Records from a data collection
____

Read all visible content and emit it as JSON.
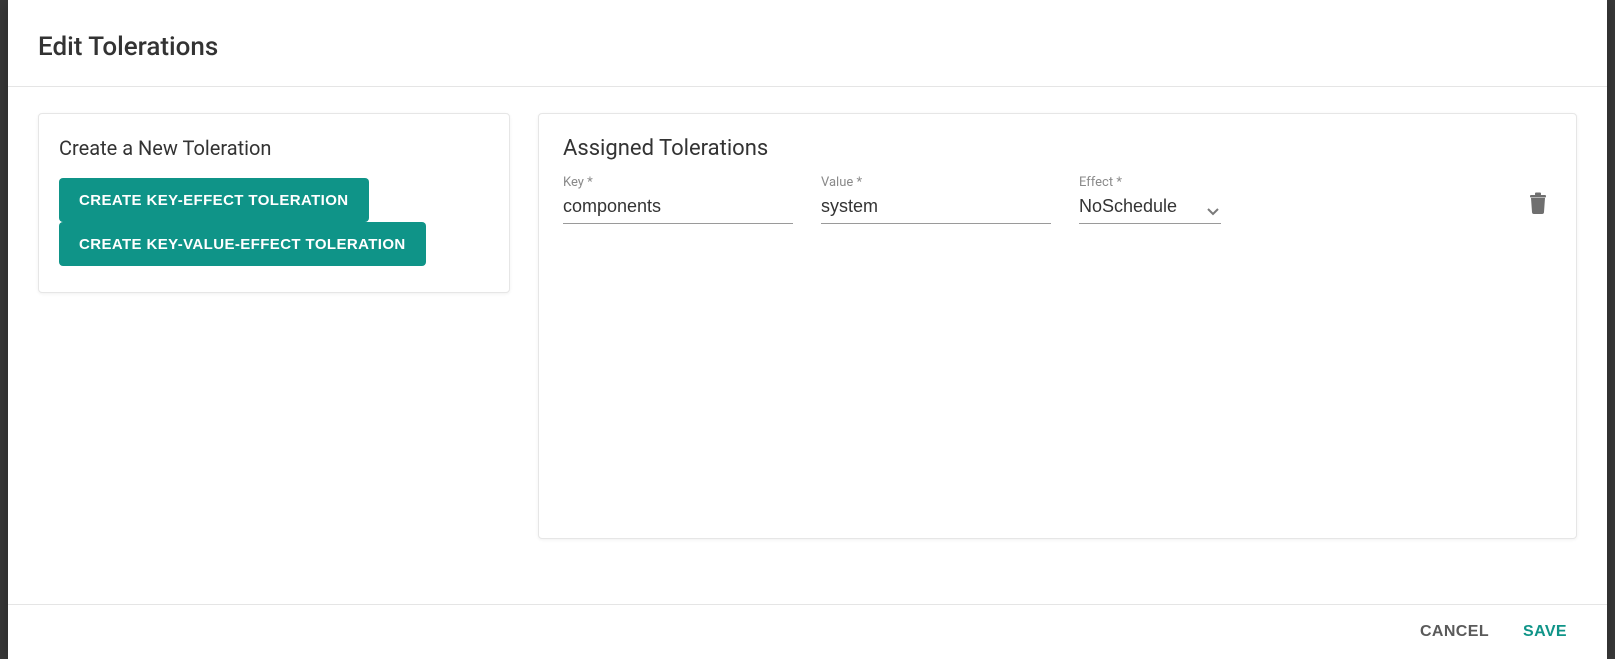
{
  "header": {
    "title": "Edit Tolerations"
  },
  "create": {
    "title": "Create a New Toleration",
    "key_effect_btn": "CREATE KEY-EFFECT TOLERATION",
    "key_value_effect_btn": "CREATE KEY-VALUE-EFFECT TOLERATION"
  },
  "assigned": {
    "title": "Assigned Tolerations",
    "rows": [
      {
        "key_label": "Key *",
        "key_value": "components",
        "value_label": "Value *",
        "value_value": "system",
        "effect_label": "Effect *",
        "effect_value": "NoSchedule"
      }
    ]
  },
  "footer": {
    "cancel": "CANCEL",
    "save": "SAVE"
  },
  "icons": {
    "chevron_down": "chevron-down-icon",
    "trash": "trash-icon"
  },
  "colors": {
    "accent": "#0f9488"
  }
}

____

Short task: Scan the listing above and identify each line holding the string "Tolerations"; copy every such line.

Task answer:
    "title": "Edit Tolerations"
    "title": "Assigned Tolerations",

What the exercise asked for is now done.